Provided data:
[start]

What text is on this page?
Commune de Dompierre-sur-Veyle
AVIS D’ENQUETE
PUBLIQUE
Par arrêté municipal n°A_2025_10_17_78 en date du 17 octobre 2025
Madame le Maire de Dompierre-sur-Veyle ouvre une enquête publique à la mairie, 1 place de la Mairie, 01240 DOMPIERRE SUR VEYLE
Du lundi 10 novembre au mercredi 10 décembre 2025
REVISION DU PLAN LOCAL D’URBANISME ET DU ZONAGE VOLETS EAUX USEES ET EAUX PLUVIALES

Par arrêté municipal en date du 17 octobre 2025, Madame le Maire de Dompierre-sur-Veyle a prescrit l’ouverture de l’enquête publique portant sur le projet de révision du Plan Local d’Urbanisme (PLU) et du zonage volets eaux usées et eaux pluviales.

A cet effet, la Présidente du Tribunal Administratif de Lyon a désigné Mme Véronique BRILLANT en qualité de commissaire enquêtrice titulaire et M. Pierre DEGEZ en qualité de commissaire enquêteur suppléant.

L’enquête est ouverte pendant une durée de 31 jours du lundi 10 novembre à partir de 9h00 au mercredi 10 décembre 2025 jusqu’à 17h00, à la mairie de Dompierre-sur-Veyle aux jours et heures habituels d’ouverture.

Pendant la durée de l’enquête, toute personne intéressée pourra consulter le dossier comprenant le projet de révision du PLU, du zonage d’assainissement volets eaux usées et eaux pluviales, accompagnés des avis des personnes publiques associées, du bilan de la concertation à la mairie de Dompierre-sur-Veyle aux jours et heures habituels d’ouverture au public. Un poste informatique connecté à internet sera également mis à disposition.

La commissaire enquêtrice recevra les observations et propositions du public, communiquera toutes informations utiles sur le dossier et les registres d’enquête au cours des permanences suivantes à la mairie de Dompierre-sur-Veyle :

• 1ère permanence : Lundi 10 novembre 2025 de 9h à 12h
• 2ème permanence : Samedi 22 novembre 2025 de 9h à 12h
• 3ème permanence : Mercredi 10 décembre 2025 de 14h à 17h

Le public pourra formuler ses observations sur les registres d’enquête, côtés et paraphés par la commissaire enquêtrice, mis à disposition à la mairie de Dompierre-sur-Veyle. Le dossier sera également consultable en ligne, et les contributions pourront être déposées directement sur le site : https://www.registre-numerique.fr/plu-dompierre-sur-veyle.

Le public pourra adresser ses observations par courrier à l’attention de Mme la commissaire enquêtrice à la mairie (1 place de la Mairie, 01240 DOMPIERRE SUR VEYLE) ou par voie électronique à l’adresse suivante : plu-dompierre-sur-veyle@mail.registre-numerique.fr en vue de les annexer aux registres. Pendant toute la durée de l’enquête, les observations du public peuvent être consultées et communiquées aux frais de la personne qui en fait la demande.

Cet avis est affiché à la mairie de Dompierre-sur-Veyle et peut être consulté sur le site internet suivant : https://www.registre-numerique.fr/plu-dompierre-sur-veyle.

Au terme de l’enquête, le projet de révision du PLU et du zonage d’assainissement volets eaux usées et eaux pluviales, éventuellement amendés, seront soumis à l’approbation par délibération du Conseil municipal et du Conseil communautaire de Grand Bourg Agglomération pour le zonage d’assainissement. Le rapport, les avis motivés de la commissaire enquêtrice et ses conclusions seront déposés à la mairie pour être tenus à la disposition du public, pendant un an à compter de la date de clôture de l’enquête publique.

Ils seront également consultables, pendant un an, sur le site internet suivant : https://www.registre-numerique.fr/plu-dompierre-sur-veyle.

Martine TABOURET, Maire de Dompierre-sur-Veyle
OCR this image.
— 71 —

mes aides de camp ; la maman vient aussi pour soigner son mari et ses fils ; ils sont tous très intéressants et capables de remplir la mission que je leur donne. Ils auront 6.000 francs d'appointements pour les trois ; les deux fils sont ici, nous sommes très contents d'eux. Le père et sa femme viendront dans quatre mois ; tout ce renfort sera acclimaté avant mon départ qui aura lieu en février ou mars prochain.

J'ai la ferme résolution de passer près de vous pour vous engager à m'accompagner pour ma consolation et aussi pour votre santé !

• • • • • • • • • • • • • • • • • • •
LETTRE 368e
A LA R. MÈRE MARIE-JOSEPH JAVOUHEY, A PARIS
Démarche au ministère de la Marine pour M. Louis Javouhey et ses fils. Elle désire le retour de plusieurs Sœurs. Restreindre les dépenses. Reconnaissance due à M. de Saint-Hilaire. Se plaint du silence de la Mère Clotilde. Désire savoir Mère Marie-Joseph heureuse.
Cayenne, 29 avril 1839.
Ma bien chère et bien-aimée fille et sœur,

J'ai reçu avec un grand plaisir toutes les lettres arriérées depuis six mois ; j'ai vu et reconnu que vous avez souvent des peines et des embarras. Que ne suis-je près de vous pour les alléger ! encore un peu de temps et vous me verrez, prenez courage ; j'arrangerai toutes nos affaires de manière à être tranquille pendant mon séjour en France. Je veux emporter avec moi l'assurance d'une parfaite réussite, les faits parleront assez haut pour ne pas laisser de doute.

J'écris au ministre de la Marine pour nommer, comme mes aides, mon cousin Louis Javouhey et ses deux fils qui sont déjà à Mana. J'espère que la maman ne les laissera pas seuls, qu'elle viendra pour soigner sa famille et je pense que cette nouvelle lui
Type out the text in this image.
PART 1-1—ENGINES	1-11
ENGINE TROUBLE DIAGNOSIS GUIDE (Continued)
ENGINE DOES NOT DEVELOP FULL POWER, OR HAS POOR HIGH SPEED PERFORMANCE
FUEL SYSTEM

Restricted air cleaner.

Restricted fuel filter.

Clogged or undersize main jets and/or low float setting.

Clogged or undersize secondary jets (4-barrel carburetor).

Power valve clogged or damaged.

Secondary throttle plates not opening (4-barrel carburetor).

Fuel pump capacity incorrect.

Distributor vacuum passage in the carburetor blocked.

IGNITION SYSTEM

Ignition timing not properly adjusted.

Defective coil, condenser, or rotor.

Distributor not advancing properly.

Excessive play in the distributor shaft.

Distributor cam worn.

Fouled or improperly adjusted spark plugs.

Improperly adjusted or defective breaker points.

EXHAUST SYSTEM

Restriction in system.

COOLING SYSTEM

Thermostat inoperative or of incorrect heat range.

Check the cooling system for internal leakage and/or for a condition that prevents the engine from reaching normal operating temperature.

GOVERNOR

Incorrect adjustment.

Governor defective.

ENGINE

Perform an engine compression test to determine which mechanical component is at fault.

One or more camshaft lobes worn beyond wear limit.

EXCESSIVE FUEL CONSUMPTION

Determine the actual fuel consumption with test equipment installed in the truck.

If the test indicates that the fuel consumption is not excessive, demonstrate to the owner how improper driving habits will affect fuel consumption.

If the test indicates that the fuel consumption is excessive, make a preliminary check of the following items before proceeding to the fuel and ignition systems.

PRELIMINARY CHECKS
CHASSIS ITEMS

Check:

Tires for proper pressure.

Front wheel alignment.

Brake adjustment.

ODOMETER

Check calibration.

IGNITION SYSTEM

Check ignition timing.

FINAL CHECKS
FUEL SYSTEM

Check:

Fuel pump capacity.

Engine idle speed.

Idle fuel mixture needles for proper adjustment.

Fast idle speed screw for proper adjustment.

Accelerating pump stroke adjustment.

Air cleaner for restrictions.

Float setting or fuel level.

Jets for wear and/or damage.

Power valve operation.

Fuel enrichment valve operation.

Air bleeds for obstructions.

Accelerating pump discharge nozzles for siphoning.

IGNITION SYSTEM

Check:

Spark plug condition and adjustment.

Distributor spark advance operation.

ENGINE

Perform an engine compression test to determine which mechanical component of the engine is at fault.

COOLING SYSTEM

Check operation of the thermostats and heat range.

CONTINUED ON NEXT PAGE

[end]

What is required: Repeat all of the records above exactly as written.

Complete answer:
What text is on this page?
Commune de Dompierre-sur-Veyle
AVIS D’ENQUETE
PUBLIQUE
Par arrêté municipal n°A_2025_10_17_78 en date du 17 octobre 2025
Madame le Maire de Dompierre-sur-Veyle ouvre une enquête publique à la mairie, 1 place de la Mairie, 01240 DOMPIERRE SUR VEYLE
Du lundi 10 novembre au mercredi 10 décembre 2025
REVISION DU PLAN LOCAL D’URBANISME ET DU ZONAGE VOLETS EAUX USEES ET EAUX PLUVIALES

Par arrêté municipal en date du 17 octobre 2025, Madame le Maire de Dompierre-sur-Veyle a prescrit l’ouverture de l’enquête publique portant sur le projet de révision du Plan Local d’Urbanisme (PLU) et du zonage volets eaux usées et eaux pluviales.

A cet effet, la Présidente du Tribunal Administratif de Lyon a désigné Mme Véronique BRILLANT en qualité de commissaire enquêtrice titulaire et M. Pierre DEGEZ en qualité de commissaire enquêteur suppléant.

L’enquête est ouverte pendant une durée de 31 jours du lundi 10 novembre à partir de 9h00 au mercredi 10 décembre 2025 jusqu’à 17h00, à la mairie de Dompierre-sur-Veyle aux jours et heures habituels d’ouverture.

Pendant la durée de l’enquête, toute personne intéressée pourra consulter le dossier comprenant le projet de révision du PLU, du zonage d’assainissement volets eaux usées et eaux pluviales, accompagnés des avis des personnes publiques associées, du bilan de la concertation à la mairie de Dompierre-sur-Veyle aux jours et heures habituels d’ouverture au public. Un poste informatique connecté à internet sera également mis à disposition.

La commissaire enquêtrice recevra les observations et propositions du public, communiquera toutes informations utiles sur le dossier et les registres d’enquête au cours des permanences suivantes à la mairie de Dompierre-sur-Veyle :

• 1ère permanence : Lundi 10 novembre 2025 de 9h à 12h
• 2ème permanence : Samedi 22 novembre 2025 de 9h à 12h
• 3ème permanence : Mercredi 10 décembre 2025 de 14h à 17h

Le public pourra formuler ses observations sur les registres d’enquête, côtés et paraphés par la commissaire enquêtrice, mis à disposition à la mairie de Dompierre-sur-Veyle. Le dossier sera également consultable en ligne, et les contributions pourront être déposées directement sur le site : https://www.registre-numerique.fr/plu-dompierre-sur-veyle.

Le public pourra adresser ses observations par courrier à l’attention de Mme la commissaire enquêtrice à la mairie (1 place de la Mairie, 01240 DOMPIERRE SUR VEYLE) ou par voie électronique à l’adresse suivante : plu-dompierre-sur-veyle@mail.registre-numerique.fr en vue de les annexer aux registres. Pendant toute la durée de l’enquête, les observations du public peuvent être consultées et communiquées aux frais de la personne qui en fait la demande.

Cet avis est affiché à la mairie de Dompierre-sur-Veyle et peut être consulté sur le site internet suivant : https://www.registre-numerique.fr/plu-dompierre-sur-veyle.

Au terme de l’enquête, le projet de révision du PLU et du zonage d’assainissement volets eaux usées et eaux pluviales, éventuellement amendés, seront soumis à l’approbation par délibération du Conseil municipal et du Conseil communautaire de Grand Bourg Agglomération pour le zonage d’assainissement. Le rapport, les avis motivés de la commissaire enquêtrice et ses conclusions seront déposés à la mairie pour être tenus à la disposition du public, pendant un an à compter de la date de clôture de l’enquête publique.

Ils seront également consultables, pendant un an, sur le site internet suivant : https://www.registre-numerique.fr/plu-dompierre-sur-veyle.

Martine TABOURET, Maire de Dompierre-sur-Veyle
OCR this image.
— 71 —

mes aides de camp ; la maman vient aussi pour soigner son mari et ses fils ; ils sont tous très intéressants et capables de remplir la mission que je leur donne. Ils auront 6.000 francs d'appointements pour les trois ; les deux fils sont ici, nous sommes très contents d'eux. Le père et sa femme viendront dans quatre mois ; tout ce renfort sera acclimaté avant mon départ qui aura lieu en février ou mars prochain.

J'ai la ferme résolution de passer près de vous pour vous engager à m'accompagner pour ma consolation et aussi pour votre santé !

• • • • • • • • • • • • • • • • • • •
LETTRE 368e
A LA R. MÈRE MARIE-JOSEPH JAVOUHEY, A PARIS
Démarche au ministère de la Marine pour M. Louis Javouhey et ses fils. Elle désire le retour de plusieurs Sœurs. Restreindre les dépenses. Reconnaissance due à M. de Saint-Hilaire. Se plaint du silence de la Mère Clotilde. Désire savoir Mère Marie-Joseph heureuse.
Cayenne, 29 avril 1839.
Ma bien chère et bien-aimée fille et sœur,

J'ai reçu avec un grand plaisir toutes les lettres arriérées depuis six mois ; j'ai vu et reconnu que vous avez souvent des peines et des embarras. Que ne suis-je près de vous pour les alléger ! encore un peu de temps et vous me verrez, prenez courage ; j'arrangerai toutes nos affaires de manière à être tranquille pendant mon séjour en France. Je veux emporter avec moi l'assurance d'une parfaite réussite, les faits parleront assez haut pour ne pas laisser de doute.

J'écris au ministre de la Marine pour nommer, comme mes aides, mon cousin Louis Javouhey et ses deux fils qui sont déjà à Mana. J'espère que la maman ne les laissera pas seuls, qu'elle viendra pour soigner sa famille et je pense que cette nouvelle lui
Type out the text in this image.
PART 1-1—ENGINES	1-11
ENGINE TROUBLE DIAGNOSIS GUIDE (Continued)
ENGINE DOES NOT DEVELOP FULL POWER, OR HAS POOR HIGH SPEED PERFORMANCE
FUEL SYSTEM

Restricted air cleaner.

Restricted fuel filter.

Clogged or undersize main jets and/or low float setting.

Clogged or undersize secondary jets (4-barrel carburetor).

Power valve clogged or damaged.

Secondary throttle plates not opening (4-barrel carburetor).

Fuel pump capacity incorrect.

Distributor vacuum passage in the carburetor blocked.

IGNITION SYSTEM

Ignition timing not properly adjusted.

Defective coil, condenser, or rotor.

Distributor not advancing properly.

Excessive play in the distributor shaft.

Distributor cam worn.

Fouled or improperly adjusted spark plugs.

Improperly adjusted or defective breaker points.

EXHAUST SYSTEM

Restriction in system.

COOLING SYSTEM

Thermostat inoperative or of incorrect heat range.

Check the cooling system for internal leakage and/or for a condition that prevents the engine from reaching normal operating temperature.

GOVERNOR

Incorrect adjustment.

Governor defective.

ENGINE

Perform an engine compression test to determine which mechanical component is at fault.

One or more camshaft lobes worn beyond wear limit.

EXCESSIVE FUEL CONSUMPTION

Determine the actual fuel consumption with test equipment installed in the truck.

If the test indicates that the fuel consumption is not excessive, demonstrate to the owner how improper driving habits will affect fuel consumption.

If the test indicates that the fuel consumption is excessive, make a preliminary check of the following items before proceeding to the fuel and ignition systems.

PRELIMINARY CHECKS
CHASSIS ITEMS

Check:

Tires for proper pressure.

Front wheel alignment.

Brake adjustment.

ODOMETER

Check calibration.

IGNITION SYSTEM

Check ignition timing.

FINAL CHECKS
FUEL SYSTEM

Check:

Fuel pump capacity.

Engine idle speed.

Idle fuel mixture needles for proper adjustment.

Fast idle speed screw for proper adjustment.

Accelerating pump stroke adjustment.

Air cleaner for restrictions.

Float setting or fuel level.

Jets for wear and/or damage.

Power valve operation.

Fuel enrichment valve operation.

Air bleeds for obstructions.

Accelerating pump discharge nozzles for siphoning.

IGNITION SYSTEM

Check:

Spark plug condition and adjustment.

Distributor spark advance operation.

ENGINE

Perform an engine compression test to determine which mechanical component of the engine is at fault.

COOLING SYSTEM

Check operation of the thermostats and heat range.

CONTINUED ON NEXT PAGE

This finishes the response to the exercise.